WORK TO COMPLETE.
Drop the images; return everything else in the listing below exactly.

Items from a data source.
--------
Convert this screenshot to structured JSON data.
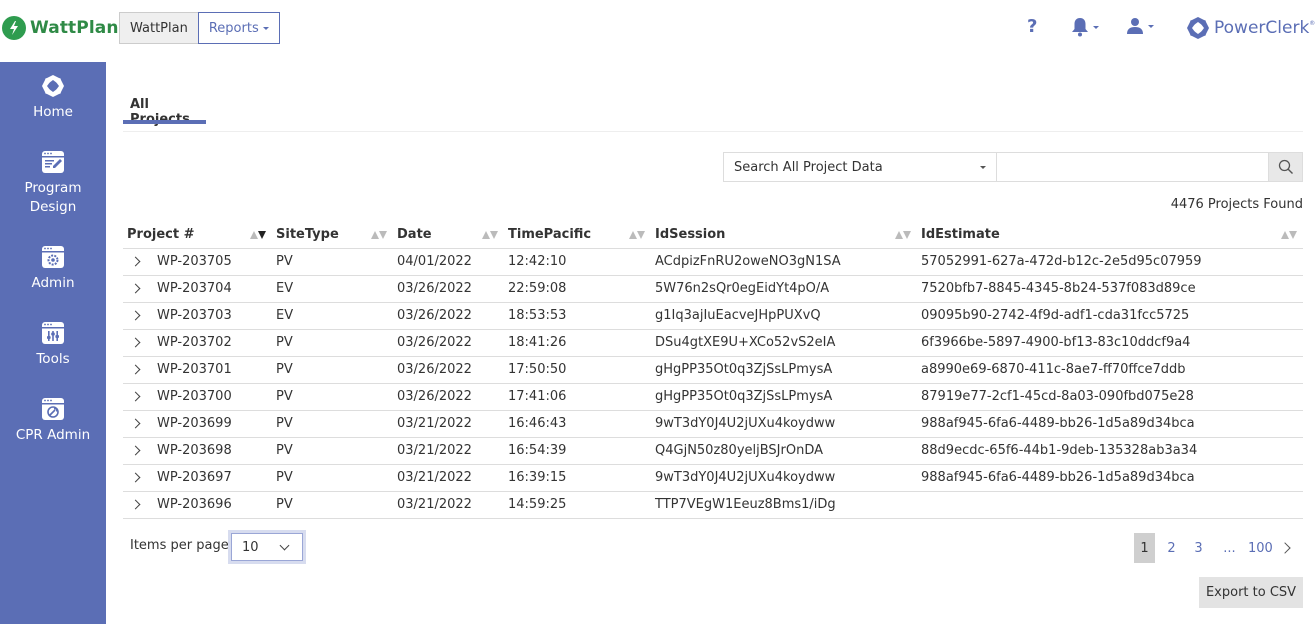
{
  "header": {
    "logo_text": "WattPlan",
    "logo_mark": "®",
    "nav": [
      {
        "label": "WattPlan"
      },
      {
        "label": "Reports"
      }
    ],
    "help_label": "?",
    "brand_right": "PowerClerk",
    "brand_right_mark": "®"
  },
  "colors": {
    "accent": "#5b6eb5",
    "brand_green": "#2f9c4f"
  },
  "sidebar": {
    "items": [
      {
        "label": "Home",
        "icon": "powerclerk-logo-icon"
      },
      {
        "label": "Program Design",
        "icon": "design-icon"
      },
      {
        "label": "Admin",
        "icon": "gear-window-icon"
      },
      {
        "label": "Tools",
        "icon": "sliders-window-icon"
      },
      {
        "label": "CPR Admin",
        "icon": "wrench-window-icon"
      }
    ]
  },
  "main": {
    "tab_label": "All Projects",
    "search": {
      "scope_selected": "Search All Project Data",
      "query": "",
      "placeholder": ""
    },
    "results_count": "4476 Projects Found",
    "columns": [
      "Project #",
      "SiteType",
      "Date",
      "TimePacific",
      "IdSession",
      "IdEstimate"
    ],
    "rows": [
      {
        "project": "WP-203705",
        "site": "PV",
        "date": "04/01/2022",
        "time": "12:42:10",
        "session": "ACdpizFnRU2oweNO3gN1SA",
        "estimate": "57052991-627a-472d-b12c-2e5d95c07959"
      },
      {
        "project": "WP-203704",
        "site": "EV",
        "date": "03/26/2022",
        "time": "22:59:08",
        "session": "5W76n2sQr0egEidYt4pO/A",
        "estimate": "7520bfb7-8845-4345-8b24-537f083d89ce"
      },
      {
        "project": "WP-203703",
        "site": "EV",
        "date": "03/26/2022",
        "time": "18:53:53",
        "session": "g1Iq3ajIuEacveJHpPUXvQ",
        "estimate": "09095b90-2742-4f9d-adf1-cda31fcc5725"
      },
      {
        "project": "WP-203702",
        "site": "PV",
        "date": "03/26/2022",
        "time": "18:41:26",
        "session": "DSu4gtXE9U+XCo52vS2eIA",
        "estimate": "6f3966be-5897-4900-bf13-83c10ddcf9a4"
      },
      {
        "project": "WP-203701",
        "site": "PV",
        "date": "03/26/2022",
        "time": "17:50:50",
        "session": "gHgPP35Ot0q3ZjSsLPmysA",
        "estimate": "a8990e69-6870-411c-8ae7-ff70ffce7ddb"
      },
      {
        "project": "WP-203700",
        "site": "PV",
        "date": "03/26/2022",
        "time": "17:41:06",
        "session": "gHgPP35Ot0q3ZjSsLPmysA",
        "estimate": "87919e77-2cf1-45cd-8a03-090fbd075e28"
      },
      {
        "project": "WP-203699",
        "site": "PV",
        "date": "03/21/2022",
        "time": "16:46:43",
        "session": "9wT3dY0J4U2jUXu4koydww",
        "estimate": "988af945-6fa6-4489-bb26-1d5a89d34bca"
      },
      {
        "project": "WP-203698",
        "site": "PV",
        "date": "03/21/2022",
        "time": "16:54:39",
        "session": "Q4GjN50z80yeljBSJrOnDA",
        "estimate": "88d9ecdc-65f6-44b1-9deb-135328ab3a34"
      },
      {
        "project": "WP-203697",
        "site": "PV",
        "date": "03/21/2022",
        "time": "16:39:15",
        "session": "9wT3dY0J4U2jUXu4koydww",
        "estimate": "988af945-6fa6-4489-bb26-1d5a89d34bca"
      },
      {
        "project": "WP-203696",
        "site": "PV",
        "date": "03/21/2022",
        "time": "14:59:25",
        "session": "TTP7VEgW1Eeuz8Bms1/iDg",
        "estimate": ""
      }
    ],
    "items_per_page_label": "Items per page:",
    "items_per_page_value": "10",
    "pagination": {
      "pages": [
        "1",
        "2",
        "3",
        "...",
        "100"
      ],
      "current": "1"
    },
    "export_label": "Export to CSV"
  }
}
--------
FULL SOLUTION.
Convert this screenshot to structured JSON data.
{
  "header": {
    "logo_text": "WattPlan",
    "logo_mark": "®",
    "nav": [
      {
        "label": "WattPlan"
      },
      {
        "label": "Reports"
      }
    ],
    "help_label": "?",
    "brand_right": "PowerClerk",
    "brand_right_mark": "®"
  },
  "colors": {
    "accent": "#5b6eb5",
    "brand_green": "#2f9c4f"
  },
  "sidebar": {
    "items": [
      {
        "label": "Home",
        "icon": "powerclerk-logo-icon"
      },
      {
        "label": "Program Design",
        "icon": "design-icon"
      },
      {
        "label": "Admin",
        "icon": "gear-window-icon"
      },
      {
        "label": "Tools",
        "icon": "sliders-window-icon"
      },
      {
        "label": "CPR Admin",
        "icon": "wrench-window-icon"
      }
    ]
  },
  "main": {
    "tab_label": "All Projects",
    "search": {
      "scope_selected": "Search All Project Data",
      "query": "",
      "placeholder": ""
    },
    "results_count": "4476 Projects Found",
    "columns": [
      "Project #",
      "SiteType",
      "Date",
      "TimePacific",
      "IdSession",
      "IdEstimate"
    ],
    "rows": [
      {
        "project": "WP-203705",
        "site": "PV",
        "date": "04/01/2022",
        "time": "12:42:10",
        "session": "ACdpizFnRU2oweNO3gN1SA",
        "estimate": "57052991-627a-472d-b12c-2e5d95c07959"
      },
      {
        "project": "WP-203704",
        "site": "EV",
        "date": "03/26/2022",
        "time": "22:59:08",
        "session": "5W76n2sQr0egEidYt4pO/A",
        "estimate": "7520bfb7-8845-4345-8b24-537f083d89ce"
      },
      {
        "project": "WP-203703",
        "site": "EV",
        "date": "03/26/2022",
        "time": "18:53:53",
        "session": "g1Iq3ajIuEacveJHpPUXvQ",
        "estimate": "09095b90-2742-4f9d-adf1-cda31fcc5725"
      },
      {
        "project": "WP-203702",
        "site": "PV",
        "date": "03/26/2022",
        "time": "18:41:26",
        "session": "DSu4gtXE9U+XCo52vS2eIA",
        "estimate": "6f3966be-5897-4900-bf13-83c10ddcf9a4"
      },
      {
        "project": "WP-203701",
        "site": "PV",
        "date": "03/26/2022",
        "time": "17:50:50",
        "session": "gHgPP35Ot0q3ZjSsLPmysA",
        "estimate": "a8990e69-6870-411c-8ae7-ff70ffce7ddb"
      },
      {
        "project": "WP-203700",
        "site": "PV",
        "date": "03/26/2022",
        "time": "17:41:06",
        "session": "gHgPP35Ot0q3ZjSsLPmysA",
        "estimate": "87919e77-2cf1-45cd-8a03-090fbd075e28"
      },
      {
        "project": "WP-203699",
        "site": "PV",
        "date": "03/21/2022",
        "time": "16:46:43",
        "session": "9wT3dY0J4U2jUXu4koydww",
        "estimate": "988af945-6fa6-4489-bb26-1d5a89d34bca"
      },
      {
        "project": "WP-203698",
        "site": "PV",
        "date": "03/21/2022",
        "time": "16:54:39",
        "session": "Q4GjN50z80yeljBSJrOnDA",
        "estimate": "88d9ecdc-65f6-44b1-9deb-135328ab3a34"
      },
      {
        "project": "WP-203697",
        "site": "PV",
        "date": "03/21/2022",
        "time": "16:39:15",
        "session": "9wT3dY0J4U2jUXu4koydww",
        "estimate": "988af945-6fa6-4489-bb26-1d5a89d34bca"
      },
      {
        "project": "WP-203696",
        "site": "PV",
        "date": "03/21/2022",
        "time": "14:59:25",
        "session": "TTP7VEgW1Eeuz8Bms1/iDg",
        "estimate": ""
      }
    ],
    "items_per_page_label": "Items per page:",
    "items_per_page_value": "10",
    "pagination": {
      "pages": [
        "1",
        "2",
        "3",
        "...",
        "100"
      ],
      "current": "1"
    },
    "export_label": "Export to CSV"
  }
}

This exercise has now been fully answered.